Your task is to copy every record exactly.

** begin DATA PROVIDED **

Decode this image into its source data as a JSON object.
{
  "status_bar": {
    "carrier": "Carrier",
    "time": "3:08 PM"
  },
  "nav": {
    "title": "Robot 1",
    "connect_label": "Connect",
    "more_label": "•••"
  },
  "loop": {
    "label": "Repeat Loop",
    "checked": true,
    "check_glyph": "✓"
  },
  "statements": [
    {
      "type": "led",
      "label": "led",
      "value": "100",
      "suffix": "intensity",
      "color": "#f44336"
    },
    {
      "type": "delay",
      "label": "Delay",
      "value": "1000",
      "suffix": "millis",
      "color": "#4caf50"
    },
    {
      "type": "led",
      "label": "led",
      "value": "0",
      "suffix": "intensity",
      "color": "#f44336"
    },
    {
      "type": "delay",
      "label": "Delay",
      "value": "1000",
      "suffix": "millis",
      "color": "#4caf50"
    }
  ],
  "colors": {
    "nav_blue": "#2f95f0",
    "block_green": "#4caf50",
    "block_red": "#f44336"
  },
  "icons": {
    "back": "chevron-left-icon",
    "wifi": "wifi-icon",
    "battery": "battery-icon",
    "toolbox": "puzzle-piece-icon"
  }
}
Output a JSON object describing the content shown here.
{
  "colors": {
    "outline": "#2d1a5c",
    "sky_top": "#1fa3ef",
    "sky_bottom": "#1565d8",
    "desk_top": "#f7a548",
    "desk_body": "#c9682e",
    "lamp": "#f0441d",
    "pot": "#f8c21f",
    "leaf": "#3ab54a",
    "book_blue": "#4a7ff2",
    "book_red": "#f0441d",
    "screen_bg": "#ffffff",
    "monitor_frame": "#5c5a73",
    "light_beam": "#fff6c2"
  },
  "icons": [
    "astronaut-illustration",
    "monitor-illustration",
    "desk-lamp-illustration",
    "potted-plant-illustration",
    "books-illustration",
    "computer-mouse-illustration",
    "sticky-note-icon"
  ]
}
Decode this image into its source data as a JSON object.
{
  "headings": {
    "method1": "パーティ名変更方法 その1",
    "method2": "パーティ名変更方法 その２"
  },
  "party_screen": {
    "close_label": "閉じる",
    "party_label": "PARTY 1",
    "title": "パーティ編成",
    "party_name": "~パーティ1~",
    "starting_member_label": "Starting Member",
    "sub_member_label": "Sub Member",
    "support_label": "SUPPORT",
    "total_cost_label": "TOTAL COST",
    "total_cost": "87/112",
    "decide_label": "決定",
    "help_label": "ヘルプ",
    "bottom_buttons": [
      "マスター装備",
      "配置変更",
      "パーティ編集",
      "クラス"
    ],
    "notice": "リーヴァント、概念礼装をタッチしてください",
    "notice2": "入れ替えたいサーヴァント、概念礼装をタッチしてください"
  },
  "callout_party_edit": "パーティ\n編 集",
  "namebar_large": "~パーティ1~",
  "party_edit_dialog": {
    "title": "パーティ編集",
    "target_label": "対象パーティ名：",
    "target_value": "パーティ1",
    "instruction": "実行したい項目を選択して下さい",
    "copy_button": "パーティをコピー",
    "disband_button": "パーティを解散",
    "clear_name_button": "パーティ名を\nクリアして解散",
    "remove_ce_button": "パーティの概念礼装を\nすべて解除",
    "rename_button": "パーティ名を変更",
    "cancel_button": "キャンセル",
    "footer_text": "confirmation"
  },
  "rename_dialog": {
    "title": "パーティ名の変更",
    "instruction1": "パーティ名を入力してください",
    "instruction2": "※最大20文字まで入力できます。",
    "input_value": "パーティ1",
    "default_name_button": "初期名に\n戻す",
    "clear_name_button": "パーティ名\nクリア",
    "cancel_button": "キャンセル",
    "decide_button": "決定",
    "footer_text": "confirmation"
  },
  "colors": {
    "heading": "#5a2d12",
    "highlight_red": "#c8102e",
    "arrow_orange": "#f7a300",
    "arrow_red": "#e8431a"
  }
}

** end DATA PROVIDED **

RESULT FOR THIS TASK:
Decode this image into its source data as a JSON object.
{
  "status_bar": {
    "carrier": "Carrier",
    "time": "3:08 PM"
  },
  "nav": {
    "title": "Robot 1",
    "connect_label": "Connect",
    "more_label": "•••"
  },
  "loop": {
    "label": "Repeat Loop",
    "checked": true,
    "check_glyph": "✓"
  },
  "statements": [
    {
      "type": "led",
      "label": "led",
      "value": "100",
      "suffix": "intensity",
      "color": "#f44336"
    },
    {
      "type": "delay",
      "label": "Delay",
      "value": "1000",
      "suffix": "millis",
      "color": "#4caf50"
    },
    {
      "type": "led",
      "label": "led",
      "value": "0",
      "suffix": "intensity",
      "color": "#f44336"
    },
    {
      "type": "delay",
      "label": "Delay",
      "value": "1000",
      "suffix": "millis",
      "color": "#4caf50"
    }
  ],
  "colors": {
    "nav_blue": "#2f95f0",
    "block_green": "#4caf50",
    "block_red": "#f44336"
  },
  "icons": {
    "back": "chevron-left-icon",
    "wifi": "wifi-icon",
    "battery": "battery-icon",
    "toolbox": "puzzle-piece-icon"
  }
}
Output a JSON object describing the content shown here.
{
  "colors": {
    "outline": "#2d1a5c",
    "sky_top": "#1fa3ef",
    "sky_bottom": "#1565d8",
    "desk_top": "#f7a548",
    "desk_body": "#c9682e",
    "lamp": "#f0441d",
    "pot": "#f8c21f",
    "leaf": "#3ab54a",
    "book_blue": "#4a7ff2",
    "book_red": "#f0441d",
    "screen_bg": "#ffffff",
    "monitor_frame": "#5c5a73",
    "light_beam": "#fff6c2"
  },
  "icons": [
    "astronaut-illustration",
    "monitor-illustration",
    "desk-lamp-illustration",
    "potted-plant-illustration",
    "books-illustration",
    "computer-mouse-illustration",
    "sticky-note-icon"
  ]
}
Decode this image into its source data as a JSON object.
{
  "headings": {
    "method1": "パーティ名変更方法 その1",
    "method2": "パーティ名変更方法 その２"
  },
  "party_screen": {
    "close_label": "閉じる",
    "party_label": "PARTY 1",
    "title": "パーティ編成",
    "party_name": "~パーティ1~",
    "starting_member_label": "Starting Member",
    "sub_member_label": "Sub Member",
    "support_label": "SUPPORT",
    "total_cost_label": "TOTAL COST",
    "total_cost": "87/112",
    "decide_label": "決定",
    "help_label": "ヘルプ",
    "bottom_buttons": [
      "マスター装備",
      "配置変更",
      "パーティ編集",
      "クラス"
    ],
    "notice": "リーヴァント、概念礼装をタッチしてください",
    "notice2": "入れ替えたいサーヴァント、概念礼装をタッチしてください"
  },
  "callout_party_edit": "パーティ\n編 集",
  "namebar_large": "~パーティ1~",
  "party_edit_dialog": {
    "title": "パーティ編集",
    "target_label": "対象パーティ名：",
    "target_value": "パーティ1",
    "instruction": "実行したい項目を選択して下さい",
    "copy_button": "パーティをコピー",
    "disband_button": "パーティを解散",
    "clear_name_button": "パーティ名を\nクリアして解散",
    "remove_ce_button": "パーティの概念礼装を\nすべて解除",
    "rename_button": "パーティ名を変更",
    "cancel_button": "キャンセル",
    "footer_text": "confirmation"
  },
  "rename_dialog": {
    "title": "パーティ名の変更",
    "instruction1": "パーティ名を入力してください",
    "instruction2": "※最大20文字まで入力できます。",
    "input_value": "パーティ1",
    "default_name_button": "初期名に\n戻す",
    "clear_name_button": "パーティ名\nクリア",
    "cancel_button": "キャンセル",
    "decide_button": "決定",
    "footer_text": "confirmation"
  },
  "colors": {
    "heading": "#5a2d12",
    "highlight_red": "#c8102e",
    "arrow_orange": "#f7a300",
    "arrow_red": "#e8431a"
  }
}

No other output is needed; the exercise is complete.